* [Seção de texto]
________________________________________

O amor se deu, movimentou-se, ergueu os pés e tocou as estrelas, em forma de gol, em forma de time, de paixão, ali se metaforizou e ganhou a simpatia de enfermeiros e transeuntes taciturnos que, muitas vezes, fazem dos corredores de hospitais, seus espaços para breves caminhadas.
A vitória pretendida pelo timão foi barrada naquele domingo pelo Vitória, mas o amor filial se fez forte e lá ficou dependurado, expressão máxima de inspiração e de admiração. Sou obrigado a vergar-me a Silésius: o amor, tal qual a rosa, floresce porque acontece.



São José do Rio Preto, 24 de novembro de 2011.

Dia de avô

Todo dia é dia: de índio, de trabalho, de jogo, de levantar, de dormir, de passear. Todo dia, também é dia de avô.
Um desses dias dos dias, eis que saí para acompanhar a vovó Su a um exame. Final de tarde. O exame seria demorado – o médico ainda nem havia chegado e já era a hora de o exame acontecer – “todo dia é dia de aguardar, também”. Vovó Su sugeriu que eu pudesse esperar ou ir a algum lugar e retornar.
Entre a ida e a vinda, fui parar num dos Sebos da cidade à procura de livros. Entretive-me com as obras da livraria, escolhi algumas delas e retornei para a clínica onde vovó Su ainda esperava pelo médico e pelo exame.

________________________________________

* [Instruções de trabalho]
**A)** No texto sobre o dia de avô, reproduza o trecho iniciado pelas palavras "São José do" e encerrado por "lugar e retornar.", trocando "médico" por "especialista".
**B)** Segundo o texto sobre o dia de avô, aonde quem narra foi parar entre a ida e a vinda?
**C)** Escreva a continuação do texto sobre o dia de avô, começando logo após a última frase apresentada.
Os registros são dispensáveis para esta atividade.

* [Registros]

________________________________________

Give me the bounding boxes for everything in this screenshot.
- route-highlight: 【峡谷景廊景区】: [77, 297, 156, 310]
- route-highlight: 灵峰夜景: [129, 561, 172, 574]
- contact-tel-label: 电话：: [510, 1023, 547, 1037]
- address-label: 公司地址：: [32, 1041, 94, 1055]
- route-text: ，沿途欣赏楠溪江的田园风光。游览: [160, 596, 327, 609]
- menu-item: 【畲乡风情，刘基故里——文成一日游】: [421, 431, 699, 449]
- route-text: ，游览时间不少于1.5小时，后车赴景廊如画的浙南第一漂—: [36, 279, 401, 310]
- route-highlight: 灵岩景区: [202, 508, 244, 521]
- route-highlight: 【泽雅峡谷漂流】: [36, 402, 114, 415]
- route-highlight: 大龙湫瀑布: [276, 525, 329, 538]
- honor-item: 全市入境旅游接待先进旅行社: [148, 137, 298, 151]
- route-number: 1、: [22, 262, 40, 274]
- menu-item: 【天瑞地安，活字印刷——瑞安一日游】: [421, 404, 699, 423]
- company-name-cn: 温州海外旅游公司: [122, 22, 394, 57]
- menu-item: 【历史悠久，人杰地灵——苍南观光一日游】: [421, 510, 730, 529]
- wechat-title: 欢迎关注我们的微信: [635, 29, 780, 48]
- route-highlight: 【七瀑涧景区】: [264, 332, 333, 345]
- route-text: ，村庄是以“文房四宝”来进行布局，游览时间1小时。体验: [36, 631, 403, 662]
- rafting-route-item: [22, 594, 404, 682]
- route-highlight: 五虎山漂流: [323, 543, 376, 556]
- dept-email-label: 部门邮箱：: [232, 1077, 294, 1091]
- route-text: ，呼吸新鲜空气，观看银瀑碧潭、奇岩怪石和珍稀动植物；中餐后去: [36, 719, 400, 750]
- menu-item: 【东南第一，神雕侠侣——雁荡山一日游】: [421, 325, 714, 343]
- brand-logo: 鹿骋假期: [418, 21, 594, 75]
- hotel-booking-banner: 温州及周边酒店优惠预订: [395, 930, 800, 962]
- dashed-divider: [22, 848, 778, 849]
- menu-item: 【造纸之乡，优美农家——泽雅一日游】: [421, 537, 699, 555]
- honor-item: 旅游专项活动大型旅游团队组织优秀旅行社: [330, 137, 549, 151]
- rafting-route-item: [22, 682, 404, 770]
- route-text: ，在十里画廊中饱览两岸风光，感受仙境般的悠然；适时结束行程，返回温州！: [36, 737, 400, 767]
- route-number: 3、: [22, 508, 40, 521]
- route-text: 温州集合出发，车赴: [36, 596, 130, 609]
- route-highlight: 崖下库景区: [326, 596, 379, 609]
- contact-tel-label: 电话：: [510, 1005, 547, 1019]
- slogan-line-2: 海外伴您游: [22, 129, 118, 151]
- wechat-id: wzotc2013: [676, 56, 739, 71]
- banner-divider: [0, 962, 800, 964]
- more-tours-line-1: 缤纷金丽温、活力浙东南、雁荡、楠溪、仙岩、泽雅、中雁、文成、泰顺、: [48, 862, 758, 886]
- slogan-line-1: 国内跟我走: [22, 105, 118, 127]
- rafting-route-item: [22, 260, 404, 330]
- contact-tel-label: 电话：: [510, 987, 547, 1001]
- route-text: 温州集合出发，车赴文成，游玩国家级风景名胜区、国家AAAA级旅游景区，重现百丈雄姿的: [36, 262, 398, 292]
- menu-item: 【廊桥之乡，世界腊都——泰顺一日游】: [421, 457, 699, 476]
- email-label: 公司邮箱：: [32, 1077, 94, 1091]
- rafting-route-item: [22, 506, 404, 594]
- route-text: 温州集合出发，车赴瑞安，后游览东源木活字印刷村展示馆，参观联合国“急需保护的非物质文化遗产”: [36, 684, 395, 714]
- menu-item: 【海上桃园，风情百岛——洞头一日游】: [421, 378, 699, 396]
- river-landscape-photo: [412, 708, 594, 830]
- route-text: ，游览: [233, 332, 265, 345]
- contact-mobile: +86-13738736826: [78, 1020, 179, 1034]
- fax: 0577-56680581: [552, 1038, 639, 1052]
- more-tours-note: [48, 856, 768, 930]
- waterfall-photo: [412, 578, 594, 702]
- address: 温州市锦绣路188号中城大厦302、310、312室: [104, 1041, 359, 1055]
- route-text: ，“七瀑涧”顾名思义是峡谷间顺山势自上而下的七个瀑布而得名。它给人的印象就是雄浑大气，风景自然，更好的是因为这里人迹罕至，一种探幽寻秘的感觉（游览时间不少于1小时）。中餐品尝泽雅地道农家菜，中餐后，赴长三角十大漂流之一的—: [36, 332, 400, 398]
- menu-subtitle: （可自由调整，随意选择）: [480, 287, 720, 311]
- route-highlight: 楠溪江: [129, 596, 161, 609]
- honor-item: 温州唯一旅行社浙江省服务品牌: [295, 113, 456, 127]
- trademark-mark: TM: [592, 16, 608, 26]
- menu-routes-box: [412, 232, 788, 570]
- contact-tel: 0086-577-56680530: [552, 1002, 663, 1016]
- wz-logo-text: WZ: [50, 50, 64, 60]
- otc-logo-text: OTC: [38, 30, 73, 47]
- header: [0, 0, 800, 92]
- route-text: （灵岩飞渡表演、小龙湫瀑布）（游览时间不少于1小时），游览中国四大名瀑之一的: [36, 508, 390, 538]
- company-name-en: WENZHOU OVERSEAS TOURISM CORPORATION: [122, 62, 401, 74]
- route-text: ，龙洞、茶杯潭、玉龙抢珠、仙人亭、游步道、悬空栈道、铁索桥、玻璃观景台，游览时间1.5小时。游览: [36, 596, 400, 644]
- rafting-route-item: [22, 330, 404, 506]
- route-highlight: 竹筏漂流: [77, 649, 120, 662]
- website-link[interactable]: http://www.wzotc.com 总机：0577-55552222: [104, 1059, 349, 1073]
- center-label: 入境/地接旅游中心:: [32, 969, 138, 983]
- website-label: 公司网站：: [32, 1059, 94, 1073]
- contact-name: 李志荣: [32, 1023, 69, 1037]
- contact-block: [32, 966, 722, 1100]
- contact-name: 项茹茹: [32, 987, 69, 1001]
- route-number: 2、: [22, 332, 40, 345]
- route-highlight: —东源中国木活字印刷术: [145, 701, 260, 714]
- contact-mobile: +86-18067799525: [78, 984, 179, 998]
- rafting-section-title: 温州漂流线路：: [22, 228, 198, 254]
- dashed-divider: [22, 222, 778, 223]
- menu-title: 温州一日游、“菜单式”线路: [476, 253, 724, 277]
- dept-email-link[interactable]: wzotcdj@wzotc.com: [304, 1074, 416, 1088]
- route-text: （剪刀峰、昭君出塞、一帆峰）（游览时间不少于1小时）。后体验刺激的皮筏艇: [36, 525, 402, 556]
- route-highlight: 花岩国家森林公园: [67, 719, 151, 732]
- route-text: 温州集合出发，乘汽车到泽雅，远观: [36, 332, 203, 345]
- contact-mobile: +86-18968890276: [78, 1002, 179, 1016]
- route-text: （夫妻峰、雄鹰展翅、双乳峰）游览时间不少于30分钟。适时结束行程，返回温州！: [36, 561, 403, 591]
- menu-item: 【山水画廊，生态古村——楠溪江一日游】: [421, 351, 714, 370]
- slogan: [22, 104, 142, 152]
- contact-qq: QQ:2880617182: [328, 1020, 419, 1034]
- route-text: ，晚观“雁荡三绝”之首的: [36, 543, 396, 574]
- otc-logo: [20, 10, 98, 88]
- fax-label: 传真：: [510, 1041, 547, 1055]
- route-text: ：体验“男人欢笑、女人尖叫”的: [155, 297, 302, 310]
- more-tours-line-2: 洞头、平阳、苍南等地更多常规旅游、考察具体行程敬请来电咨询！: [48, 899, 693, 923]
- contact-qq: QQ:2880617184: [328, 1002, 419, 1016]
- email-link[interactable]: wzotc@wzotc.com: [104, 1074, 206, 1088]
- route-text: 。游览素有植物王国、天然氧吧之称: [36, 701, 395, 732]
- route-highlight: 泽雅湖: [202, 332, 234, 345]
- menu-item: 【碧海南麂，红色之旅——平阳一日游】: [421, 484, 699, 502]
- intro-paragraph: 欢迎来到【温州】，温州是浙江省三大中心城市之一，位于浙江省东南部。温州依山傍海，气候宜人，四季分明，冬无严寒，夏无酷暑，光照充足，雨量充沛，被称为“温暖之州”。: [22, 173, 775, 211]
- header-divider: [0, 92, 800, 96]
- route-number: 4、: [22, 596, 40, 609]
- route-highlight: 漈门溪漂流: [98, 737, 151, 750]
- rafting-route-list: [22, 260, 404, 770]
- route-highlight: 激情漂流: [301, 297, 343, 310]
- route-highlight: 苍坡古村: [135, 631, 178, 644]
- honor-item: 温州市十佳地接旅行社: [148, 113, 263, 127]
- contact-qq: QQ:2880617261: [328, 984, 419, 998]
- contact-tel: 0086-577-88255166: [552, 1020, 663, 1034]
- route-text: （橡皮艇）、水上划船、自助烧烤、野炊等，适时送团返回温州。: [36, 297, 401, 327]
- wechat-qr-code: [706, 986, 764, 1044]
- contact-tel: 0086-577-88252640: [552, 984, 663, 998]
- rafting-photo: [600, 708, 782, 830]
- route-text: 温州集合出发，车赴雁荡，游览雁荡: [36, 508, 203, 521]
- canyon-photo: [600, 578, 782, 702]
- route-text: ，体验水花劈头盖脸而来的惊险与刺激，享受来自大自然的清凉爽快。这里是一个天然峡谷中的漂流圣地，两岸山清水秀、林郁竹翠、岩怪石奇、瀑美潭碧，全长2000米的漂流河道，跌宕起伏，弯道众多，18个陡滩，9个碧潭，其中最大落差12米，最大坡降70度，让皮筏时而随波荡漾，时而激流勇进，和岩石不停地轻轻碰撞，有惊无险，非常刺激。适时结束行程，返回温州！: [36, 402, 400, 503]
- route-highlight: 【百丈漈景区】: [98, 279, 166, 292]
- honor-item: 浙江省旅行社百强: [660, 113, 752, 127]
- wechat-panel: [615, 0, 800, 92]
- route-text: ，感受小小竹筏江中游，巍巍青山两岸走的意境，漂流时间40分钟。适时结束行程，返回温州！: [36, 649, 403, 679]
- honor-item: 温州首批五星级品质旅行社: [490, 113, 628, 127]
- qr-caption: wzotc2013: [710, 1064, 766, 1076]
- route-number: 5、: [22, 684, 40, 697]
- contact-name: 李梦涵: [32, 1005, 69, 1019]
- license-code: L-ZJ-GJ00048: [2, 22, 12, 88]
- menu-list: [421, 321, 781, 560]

________________________________________

* [Respostas por tarefa]
**A)**
São José do Rio Preto, 24 de novembro de 2011.

Dia de avô

Todo dia é dia: de índio, de trabalho, de jogo, de levantar, de dormir, de passear. Todo dia, também é dia de avô.
Um desses dias dos dias, eis que saí para acompanhar a vovó Su a um exame. Final de tarde. O exame seria demorado – o especialista ainda nem havia chegado e já era a hora de o exame acontecer – “todo dia é dia de aguardar, também”. Vovó Su sugeriu que eu pudesse esperar ou ir a algum lugar e retornar.

**B)** A um dos Sebos da cidade, à procura de livros.

**C)**
Antes disso, porém, girando pela região onde o Sebo foi parar após a mudança de seu endereço, uma placa de escola infantil chamou-me a atenção. Descendo, devagar a rua, dado o trânsito que marca a saída das escolas em seus turnos, pelo retrovisor vi um carro preto, conhecido, estacionado, com o seu dono parado ao lado.  
Adiante, parei o meu carro, e dirigi-me ao lugar onde estavam o carro e o seu condutor, meu genro Paulinho, que fora buscar o filho no final da jornada escolar do dia. E a criatura feliz estava dentro do carro em seu banco.
Que encontro! Que dia de avô tive naquela tarde fria de junho. Meu neto Theo deu-me um desses presentes que criança costuma dar e, de repente, quebrar as certezas, as rudezas, as idiossincrasias de gente grande: o afeto de neto, sem preço, sem custo, sem limites.
Tirei o menino de seu banco, que, a meu colo, olhava-me com um amor tão profundo e conversava muito tentando – a seu modo expressar a sua felicidade, ou seria a minha felicidade – agora não sei mais dizer: era tanta a felicidade ali, em frente à escola do garoto.
A primeira pergunta que ele me fez: - vovô, por que você não está em sua casa?
Fiquei pensando em como responder à lógica do questionamento do menino, que me permitiu uma leitura breve (o que meu avô está fazendo em frente da minha escola, se aqui não é o lugar dele?). Pois bem, disse que estava de passagem e que iria ... - (sem que ele me desse tempo e emendou com a pergunta:  – onde está a vovó Su?
Após as perguntas iniciais, começara o festival da mais profunda alegria. O menino, em êxtase pelo fato inusitado de o avô estar em sua escola, chamou-me para ver a placa com o nome da escola, aliás as duas placas de identificação do lugar. E, aos poucos os pais dos seus colegas de turma iam chegando para apanhar os pequenos e ele, deslumbrado me apresentava aos amigos: é meu vô, seu nome é Elísio, ele está aqui, olha, olha!
Entre abraços, apertos, risos de contentamento daquela tarde festiva para nós dois,  vi passar o Felipe, o Augusto, a quem tive de segurar num braço (o outro era do Theo) para dividir o amor de avô por instantes. E vi a Luísa e vi outras crianças e vi também os pais deles.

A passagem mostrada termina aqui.